● SELECTED EXCERPT
* * * * *
STAGE 1: ELIMINATING NEGATIVE VALUES
Initial dataset: 2991 entries
Entries with negative values: 296
Entries removed: 296 (9.90%)
Remaining entries: 2695


In [2]:
# ===============================================
# STAGE 2: REMOVING MULTI-VINYL MONOMERS
# ===============================================

from rdkit import Chem

def count_vinyl_groups(smiles):
    """Count non-aromatic vinyl (C=C) groups in a molecule"""
    if pd.isna(smiles):
        return 0
    try:
        mol = Chem.MolFromSmiles(smiles)
        if mol is None:
            return 0
        
        # Identify aromatic atoms
        aromatic_atoms = set()
        for atom in mol.GetAtoms():
            if atom.GetIsAromatic():
                aromatic_atoms.add(atom.GetIdx())
        
        # Count non-aromatic C=C double bonds
        vinyl_count = 0
        for bond in mol.GetBonds():
            if (bond.GetBondType() == Chem.BondType.DOUBLE and 
                mol.GetAtomWithIdx(bond.GetBeginAtomIdx()).GetSymbol() == 'C' and
                mol.GetAtomWithIdx(bond.GetEndAtomIdx()).GetSymbol() == 'C'):
                
                begin_idx = bond.GetBeginAtomIdx()
                end_idx = bond.GetEndAtomIdx()
                
                # Only count if both carbons are non-aromatic
                if begin_idx not in aromatic_atoms and end_idx not in aromatic_atoms:
                    vinyl_count += 1
        return vinyl_count
    except:
        return 0

print("STAGE 2: REMOVING MULTI-VINYL MONOMERS")
print(f"Starting entries: {len(df_stage1)} entries")

# Initialize counters
multi_vinyl_entries = 0
valid_rows = []

# Process each row individually
for index, row in df_stage1.iterrows():
    vinyl_a = count_vinyl_groups(row['SMILES_A'])
    vinyl_b = count_vinyl_groups(row['SMILES_B'])
    
    # Check if both monomers have exactly 1 vinyl group
    if vinyl_a == 1 and vinyl_b == 1:
        valid_rows.append(row)
    else:
        multi_vinyl_entries += 1

print(f"Entries with multi-vinyl monomers: {multi_vinyl_entries}")

# Create new dataframe from valid rows
df_stage2 = pd.DataFrame(valid_rows).reset_index(drop=True)

# Report results
entries_removed = len(df_stage1) - len(df_stage2)
percentage_removed = (entries_removed / len(df_stage1)) * 100

print(f"Entries removed: {entries_removed} ({percentage_removed:.2f}%)")
print(f"Remaining entries: {len(df_stage2)}")

# Optional: Save the filtered dataset
#df_stage2.to_excel('CopolDB_Stage2_SingleVinyl.xlsx', index=False)

STAGE 2: REMOVING MULTI-VINYL MONOMERS
Starting entries: 2695 entries
Entries with multi-vinyl monomers: 330
Entries removed: 330 (12.24%)
Remaining entries: 2365


In [3]:
# ===============================================
# STAGE 3: HANDLING REPEATED MONOMER PAIRS
# ===============================================

def calculate_normalized_variance(values):
    """
* * * * *
● GIVEN DATA
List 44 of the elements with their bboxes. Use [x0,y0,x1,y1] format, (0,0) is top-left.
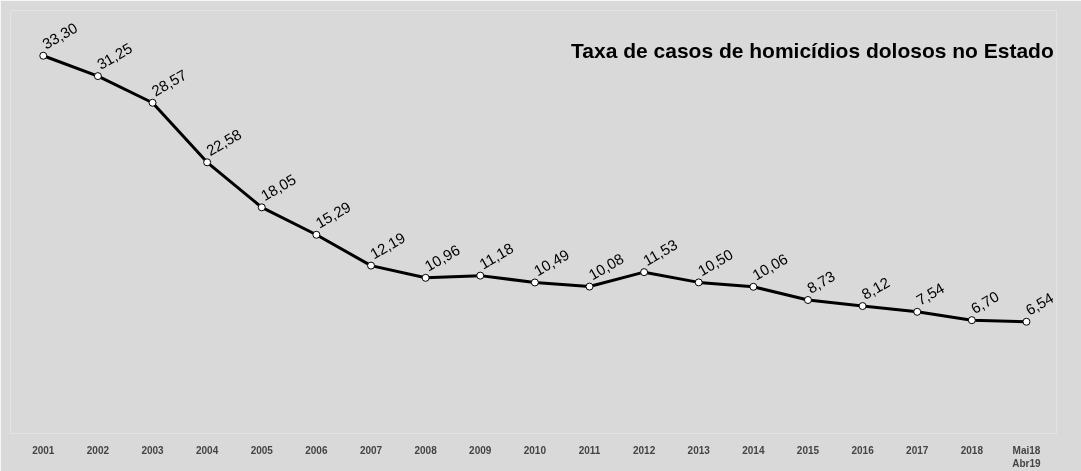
point [421,273,430,282]
x-tick-label: 2010 [523,444,547,456]
point [367,261,375,270]
x-tick-label: 2012 [632,444,656,456]
x-tick-label: 2014 [742,444,765,456]
data-label: 6,70 [967,287,1002,317]
data-label: 7,54 [913,279,948,309]
data-label: 8,73 [803,267,838,297]
point [1022,317,1031,326]
point [530,278,539,287]
point [858,302,867,311]
x-tick-label: 2013 [687,444,711,456]
point [967,316,976,325]
x-tick-label: 2018 [960,444,984,456]
point [312,230,321,239]
point [476,271,485,280]
x-tick-label: 2004 [196,444,219,456]
x-tick-label: 2007 [359,444,383,456]
point [39,51,48,60]
x-tick-label: 2005 [250,444,274,456]
x-tick-label: 2003 [141,444,165,456]
data-label: 8,12 [858,273,893,303]
point [803,296,812,304]
point [203,158,212,167]
point [148,98,157,107]
x-tick-label: 2009 [469,444,492,456]
chart-title: Taxa de casos de homicídios dolosos no Estado [571,38,1054,62]
point [585,282,594,291]
x-tick-label: 2017 [906,444,929,456]
point [640,268,649,277]
point [93,72,102,81]
x-tick-label: 2011 [578,444,601,456]
x-tick-label: 2002 [86,444,110,456]
data-label: 6,54 [1022,289,1057,319]
point [749,282,758,291]
point [913,307,922,316]
x-tick-label: 2006 [305,444,328,456]
x-tick-label: Mai18 Abr19 [1012,444,1042,469]
x-tick-label: 2015 [796,444,820,456]
x-tick-label: 2008 [414,444,438,456]
point [694,278,703,287]
x-tick-label: 2016 [851,444,875,456]
point [257,203,266,212]
x-tick-label: 2001 [32,444,55,456]
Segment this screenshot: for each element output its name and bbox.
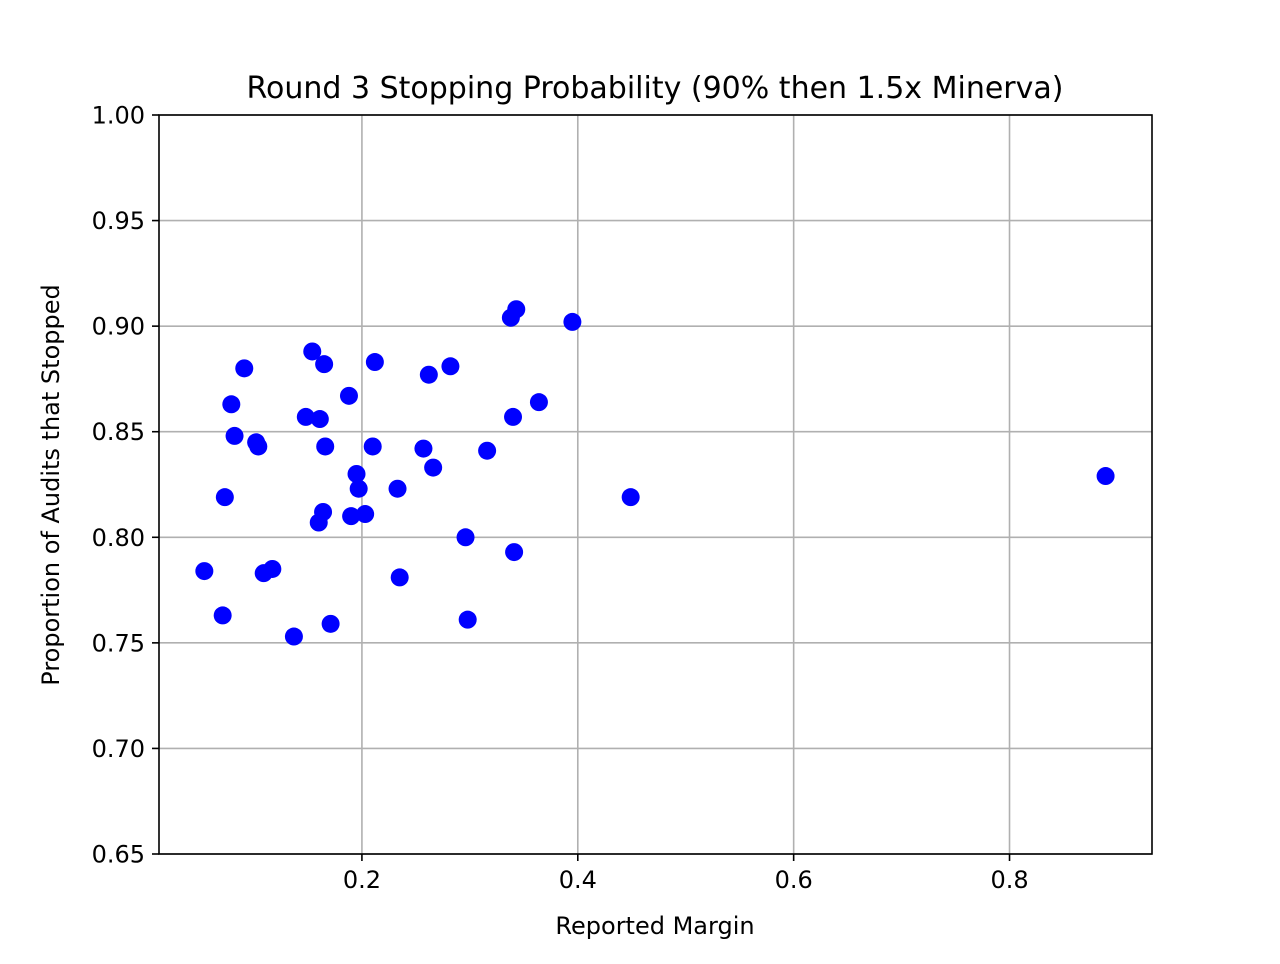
data-point <box>263 559 282 578</box>
data-point <box>339 386 358 405</box>
data-point <box>321 614 340 633</box>
data-point <box>478 441 497 460</box>
axis-ticks: 0.2 0.4 0.6 0.8 0.65 0.70 0.75 0.80 0.85 0.90 0.95… <box>92 102 1029 895</box>
data-point <box>419 365 438 384</box>
data-point <box>1096 467 1115 486</box>
y-tick-label: 0.85 <box>92 418 145 446</box>
data-point <box>441 357 460 376</box>
data-point <box>316 437 335 456</box>
data-point <box>342 507 361 526</box>
data-point <box>314 502 333 521</box>
data-point <box>235 359 254 378</box>
x-tick-label: 0.6 <box>775 866 813 894</box>
data-point <box>347 464 366 483</box>
data-point <box>310 410 329 429</box>
y-tick-label: 0.95 <box>92 207 145 235</box>
data-point <box>505 543 524 562</box>
data-point <box>458 610 477 629</box>
data-point <box>349 479 368 498</box>
data-point <box>388 479 407 498</box>
plot-area-frame <box>158 114 1153 855</box>
x-axis-label: Reported Margin <box>555 912 754 940</box>
y-axis-label: Proportion of Audits that Stopped <box>37 284 65 685</box>
data-point <box>563 312 582 331</box>
data-point <box>414 439 433 458</box>
data-points <box>195 300 1115 646</box>
data-point <box>296 407 315 426</box>
data-point <box>621 488 640 507</box>
data-point <box>504 407 523 426</box>
data-point <box>356 505 375 524</box>
y-tick-label: 0.90 <box>92 313 145 341</box>
data-point <box>365 353 384 372</box>
data-point <box>222 395 241 414</box>
data-point <box>390 568 409 587</box>
data-point <box>284 627 303 646</box>
y-tick-label: 0.70 <box>92 735 145 763</box>
x-tick-label: 0.2 <box>343 866 381 894</box>
data-point <box>195 562 214 581</box>
y-tick-label: 0.75 <box>92 629 145 657</box>
y-tick-label: 1.00 <box>92 102 145 130</box>
y-tick-label: 0.65 <box>92 841 145 869</box>
data-point <box>303 342 322 361</box>
data-point <box>529 393 548 412</box>
data-point <box>424 458 443 477</box>
data-point <box>215 488 234 507</box>
y-tick-label: 0.80 <box>92 524 145 552</box>
data-point <box>249 437 268 456</box>
data-point <box>363 437 382 456</box>
data-point <box>315 355 334 374</box>
x-tick-label: 0.8 <box>990 866 1028 894</box>
data-point <box>507 300 526 319</box>
x-tick-label: 0.4 <box>559 866 597 894</box>
data-point <box>225 426 244 445</box>
chart-title: Round 3 Stopping Probability (90% then 1… <box>247 71 1064 106</box>
data-point <box>213 606 232 625</box>
data-point <box>456 528 475 547</box>
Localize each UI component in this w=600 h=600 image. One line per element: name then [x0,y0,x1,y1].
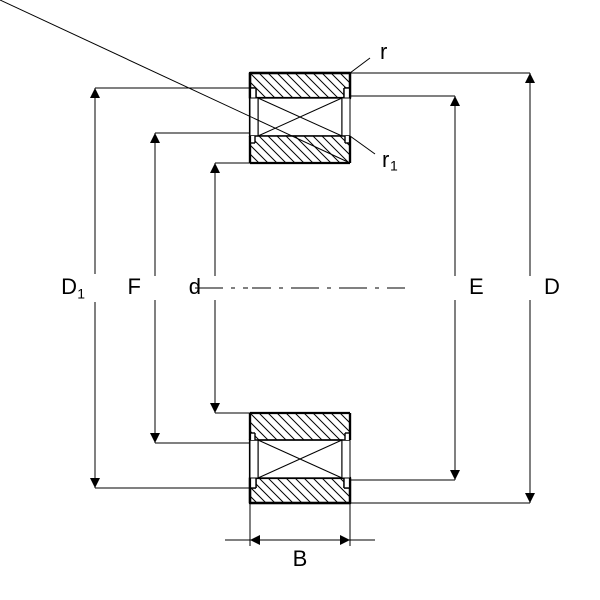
svg-text:D: D [61,274,77,299]
svg-text:r: r [380,39,387,64]
svg-text:r: r [382,147,389,172]
svg-text:E: E [469,274,484,299]
svg-text:1: 1 [77,286,85,302]
svg-text:D: D [544,274,560,299]
svg-text:B: B [293,546,308,571]
svg-text:F: F [128,274,141,299]
svg-text:1: 1 [390,158,398,174]
svg-text:d: d [189,274,201,299]
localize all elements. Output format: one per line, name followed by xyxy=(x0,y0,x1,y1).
* * * * *
● LIST OF TASKS
(a) Pull out every line in the records that contains the string "chart".
(b) Write the next part of the notebook code above for filtering the monomer dataset, starting right after its last line.

● WRITTEN ANSWERS
(a)
chart-title: Taxa de casos de homicídios dolosos no Estado [571,38,1054,62]
chart-title: Round 3 Stopping Probability (90% then 1… <box>247 71 1064 106</box>

(b)
    Calculate normalized variance (σ²/μ²)
    
    This gives us a dimensionless measure of how much the experimental 
    values vary relative to their average. For example:
    - If mean = 1.0 and variance = 0.04, normalized variance = 0.04/1.0² = 0.04
    - If mean = 10.0 and variance = 4.0, normalized variance = 4.0/10.0² = 0.04
    Both have the same relative variability despite different absolute scales.
    """
    if len(values) <= 1:
        return 0.0  # Can't calculate variance with single value
    
    mean_val = np.mean(values)
    if mean_val == 0:
        return float('inf')  # Avoid division by zero
    
    # Use sample variance (ddof=1) for unbiased estimation
    variance = np.var(values, ddof=1)
    normalized_variance = variance / (mean_val ** 2)
    
    return normalized_variance

print("STAGE 3: HANDLING REPEATED MONOMER PAIRS")
print(f"Starting entries: {len(df_stage2)} entries")

# Step 1: Group entries by exact monomer pair identity
print("\nStep 1: Identifying unique monomer pairs...")

pair_groups = {}
for index, row in df_stage2.iterrows():
    # Create unique identifier: each (MonomerA, MonomerB) combination
    pair_key = (row['MonomerA'], row['MonomerB'])
    
    if pair_key not in pair_groups:
        pair_groups[pair_key] = []
    
    # Store complete row information for this pair
    pair_groups[pair_key].append({
        'MonomerA': row['MonomerA'],
        'MonomerB': row['MonomerB'], 
        'SMILES_A': row['SMILES_A'],
        'SMILES_B': row['SMILES_B'],
        'r1': row['r1'],
        'r2': row['r2']
    })

total_unique_pairs = len(pair_groups)
print(f"Unique monomer pairs identified: {total_unique_pairs}")

# Step 2: Analyze measurement distribution patterns
print("\nStep 2: Analyzing measurement patterns...")

single_measurement_pairs = 0
multiple_measurement_pairs = 0
measurement_distribution = {}

for pair_key, measurements in pair_groups.items():
    num_measurements = len(measurements)
    
    # Track how many measurements each pair has
    if num_measurements not in measurement_distribution:
        measurement_distribution[num_measurements] = 0
    measurement_distribution[num_measurements] += 1
    
    # Categorize pairs
    if num_measurements == 1:
        single_measurement_pairs += 1
    else:
        multiple_measurement_pairs += 1

print(f"Pairs with single measurements: {single_measurement_pairs}")
print(f"Pairs with multiple measurements: {multiple_measurement_pairs}")

# Show distribution of measurement counts
print(f"\nMeasurement count distribution:")
for count in sorted(measurement_distribution.keys()):
    print(f"  {measurement_distribution[count]} pairs have {count} measurement(s)")

# Step 3: Process pairs with multiple measurements using variance analysis
print(f"\nStep 3: Applying normalized variance filter (threshold = 0.2)...")

variance_threshold = 0.2
valid_single_pairs = []        # Pairs with one measurement (automatically valid)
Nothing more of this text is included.